## Work order
Scan the entries below for "Akupunktur" and copy each line that holds it.

----

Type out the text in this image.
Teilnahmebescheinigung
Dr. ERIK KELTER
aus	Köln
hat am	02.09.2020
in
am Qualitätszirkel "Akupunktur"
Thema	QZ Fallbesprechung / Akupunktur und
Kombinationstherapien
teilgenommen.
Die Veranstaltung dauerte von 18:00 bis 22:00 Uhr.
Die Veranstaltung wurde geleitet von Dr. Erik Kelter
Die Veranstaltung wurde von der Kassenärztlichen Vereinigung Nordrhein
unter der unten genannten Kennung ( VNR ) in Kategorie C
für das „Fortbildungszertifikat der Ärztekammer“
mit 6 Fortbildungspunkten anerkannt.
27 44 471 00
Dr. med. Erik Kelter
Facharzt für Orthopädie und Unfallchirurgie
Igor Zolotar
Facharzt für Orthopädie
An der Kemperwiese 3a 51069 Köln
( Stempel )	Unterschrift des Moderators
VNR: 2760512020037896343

----

## Solution to the problem
am Qualitätszirkel "Akupunktur"
Thema	QZ Fallbesprechung / Akupunktur und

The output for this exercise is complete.